** Start Data extract **

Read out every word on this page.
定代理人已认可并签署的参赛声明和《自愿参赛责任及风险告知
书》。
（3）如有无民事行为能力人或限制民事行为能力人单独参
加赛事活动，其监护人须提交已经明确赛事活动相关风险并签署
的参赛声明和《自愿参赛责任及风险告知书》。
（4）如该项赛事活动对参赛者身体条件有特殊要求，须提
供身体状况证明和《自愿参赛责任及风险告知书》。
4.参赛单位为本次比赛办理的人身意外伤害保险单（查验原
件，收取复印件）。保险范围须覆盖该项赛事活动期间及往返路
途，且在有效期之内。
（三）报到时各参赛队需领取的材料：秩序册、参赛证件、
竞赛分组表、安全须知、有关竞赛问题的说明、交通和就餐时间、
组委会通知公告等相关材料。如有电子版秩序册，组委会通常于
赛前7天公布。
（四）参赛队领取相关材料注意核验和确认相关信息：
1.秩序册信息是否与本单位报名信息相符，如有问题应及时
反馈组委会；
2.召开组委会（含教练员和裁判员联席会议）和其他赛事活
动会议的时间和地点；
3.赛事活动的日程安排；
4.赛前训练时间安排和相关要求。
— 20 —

** End Data extract **

[Stated task]: Go through the preceding material and copy each line that has the word "自愿参赛责任及风险告知书".

[In response]:
的参赛声明和《自愿参赛责任及风险告知书》。
供身体状况证明和《自愿参赛责任及风险告知书》。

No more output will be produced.